(Directions for this task) Write out each of the lines below exactly as they appear, and leave the pictures out of your answer.

════

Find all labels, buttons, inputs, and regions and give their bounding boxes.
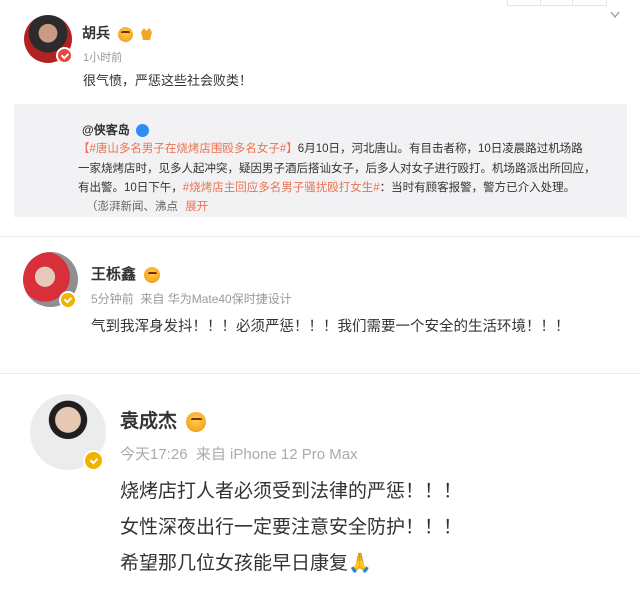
post-text-line-3: 希望那几位女孩能早日康复🙏 bbox=[120, 553, 372, 574]
verified-badge-icon bbox=[136, 124, 150, 138]
post-text: 气到我浑身发抖！！！必须严惩！！！我们需要一个安全的生活环境！！！ bbox=[91, 319, 570, 335]
member-icon bbox=[140, 28, 152, 41]
angry-emoji-icon bbox=[117, 26, 133, 42]
post-text-line-2: 女性深夜出行一定要注意安全防护！！！ bbox=[120, 517, 463, 538]
expand-link[interactable]: 展开 bbox=[185, 201, 208, 213]
repost-line-1: 【#唐山多名男子在烧烤店围殴多名女子#】6月10日，河北唐山。有目击者称，10日… bbox=[78, 143, 583, 155]
repost-author[interactable]: @侠客岛 bbox=[82, 121, 150, 138]
post-meta: 5分钟前 来自 华为Mate40保时捷设计 bbox=[91, 290, 292, 307]
repost-line-3: 有出警。10日下午，#烧烤店主回应多名男子骚扰殴打女生#：当时有顾客报警，警方已… bbox=[78, 182, 576, 194]
divider bbox=[0, 373, 641, 374]
author-name[interactable]: 王栎鑫 bbox=[91, 263, 161, 284]
post-time[interactable]: 5分钟前 bbox=[91, 292, 134, 306]
hashtag-link[interactable]: #烧烤店主回应多名男子骚扰殴打女生# bbox=[183, 182, 380, 194]
divider bbox=[0, 236, 641, 237]
top-tab-strip bbox=[507, 0, 607, 6]
repost-line-2: 一家烧烤店时，见多人起冲突，疑因男子酒后搭讪女子，后多人对女子进行殴打。机场路派… bbox=[78, 163, 596, 175]
chevron-down-icon[interactable] bbox=[609, 10, 621, 20]
verified-badge-icon bbox=[59, 291, 77, 309]
post-text-line-1: 烧烤店打人者必须受到法律的严惩！！！ bbox=[120, 481, 463, 502]
author-name[interactable]: 胡兵 bbox=[82, 23, 154, 43]
repost-line-4: （澎湃新闻、沸点 展开 bbox=[86, 201, 209, 213]
post-meta: 今天17:26 来自 iPhone 12 Pro Max bbox=[120, 443, 358, 464]
post-text: 很气愤，严惩这些社会败类！ bbox=[83, 73, 253, 88]
repost-box[interactable]: @侠客岛 【#唐山多名男子在烧烤店围殴多名女子#】6月10日，河北唐山。有目击者… bbox=[14, 104, 627, 217]
angry-emoji-icon bbox=[186, 411, 207, 432]
author-name[interactable]: 袁成杰 bbox=[120, 406, 207, 433]
hashtag-link[interactable]: 【#唐山多名男子在烧烤店围殴多名女子#】 bbox=[78, 143, 298, 155]
verified-badge-icon bbox=[83, 450, 104, 471]
post-time[interactable]: 今天17:26 bbox=[120, 446, 188, 463]
post-time[interactable]: 1小时前 bbox=[83, 49, 122, 65]
verified-badge-icon bbox=[56, 47, 73, 64]
angry-emoji-icon bbox=[144, 267, 161, 284]
post-source: 来自 iPhone 12 Pro Max bbox=[195, 446, 358, 463]
post-source: 来自 华为Mate40保时捷设计 bbox=[140, 292, 292, 306]
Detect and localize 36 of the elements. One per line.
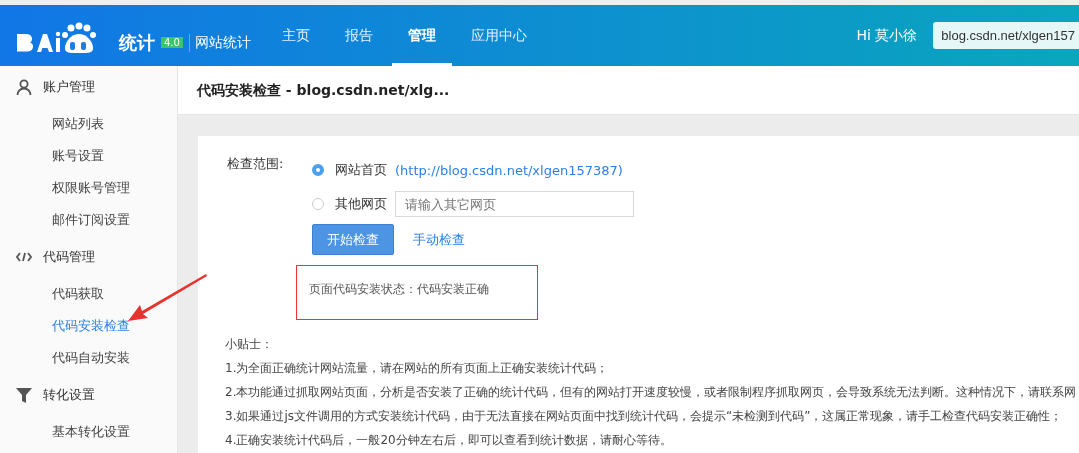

════

(Written answer)
Find all labels, buttons, inputs, and regions and give their bounding boxes.
post-text-line-3: 希望那几位女孩能早日康复🙏 bbox=[120, 553, 372, 574]
verified-badge-icon bbox=[136, 124, 150, 138]
post-text: 气到我浑身发抖！！！必须严惩！！！我们需要一个安全的生活环境！！！ bbox=[91, 319, 570, 335]
member-icon bbox=[140, 28, 152, 41]
angry-emoji-icon bbox=[117, 26, 133, 42]
post-text-line-2: 女性深夜出行一定要注意安全防护！！！ bbox=[120, 517, 463, 538]
expand-link[interactable]: 展开 bbox=[185, 201, 208, 213]
repost-line-1: 【#唐山多名男子在烧烤店围殴多名女子#】6月10日，河北唐山。有目击者称，10日… bbox=[78, 143, 583, 155]
repost-author[interactable]: @侠客岛 bbox=[82, 121, 150, 138]
post-meta: 5分钟前 来自 华为Mate40保时捷设计 bbox=[91, 290, 292, 307]
repost-line-3: 有出警。10日下午，#烧烤店主回应多名男子骚扰殴打女生#：当时有顾客报警，警方已… bbox=[78, 182, 576, 194]
divider bbox=[0, 373, 641, 374]
author-name[interactable]: 王栎鑫 bbox=[91, 263, 161, 284]
post-time[interactable]: 5分钟前 bbox=[91, 292, 134, 306]
hashtag-link[interactable]: #烧烤店主回应多名男子骚扰殴打女生# bbox=[183, 182, 380, 194]
divider bbox=[0, 236, 641, 237]
top-tab-strip bbox=[507, 0, 607, 6]
repost-line-2: 一家烧烤店时，见多人起冲突，疑因男子酒后搭讪女子，后多人对女子进行殴打。机场路派… bbox=[78, 163, 596, 175]
chevron-down-icon[interactable] bbox=[609, 10, 621, 20]
verified-badge-icon bbox=[59, 291, 77, 309]
post-text-line-1: 烧烤店打人者必须受到法律的严惩！！！ bbox=[120, 481, 463, 502]
author-name[interactable]: 胡兵 bbox=[82, 23, 154, 43]
repost-line-4: （澎湃新闻、沸点 展开 bbox=[86, 201, 209, 213]
post-meta: 今天17:26 来自 iPhone 12 Pro Max bbox=[120, 443, 358, 464]
post-text: 很气愤，严惩这些社会败类！ bbox=[83, 73, 253, 88]
repost-box[interactable]: @侠客岛 【#唐山多名男子在烧烤店围殴多名女子#】6月10日，河北唐山。有目击者… bbox=[14, 104, 627, 217]
angry-emoji-icon bbox=[186, 411, 207, 432]
author-name[interactable]: 袁成杰 bbox=[120, 406, 207, 433]
hashtag-link[interactable]: 【#唐山多名男子在烧烤店围殴多名女子#】 bbox=[78, 143, 298, 155]
verified-badge-icon bbox=[83, 450, 104, 471]
post-time[interactable]: 今天17:26 bbox=[120, 446, 188, 463]
post-time[interactable]: 1小时前 bbox=[83, 49, 122, 65]
verified-badge-icon bbox=[56, 47, 73, 64]
angry-emoji-icon bbox=[144, 267, 161, 284]
post-source: 来自 iPhone 12 Pro Max bbox=[195, 446, 358, 463]
post-source: 来自 华为Mate40保时捷设计 bbox=[140, 292, 292, 306]
Detect and localize 36 of the elements. One per line.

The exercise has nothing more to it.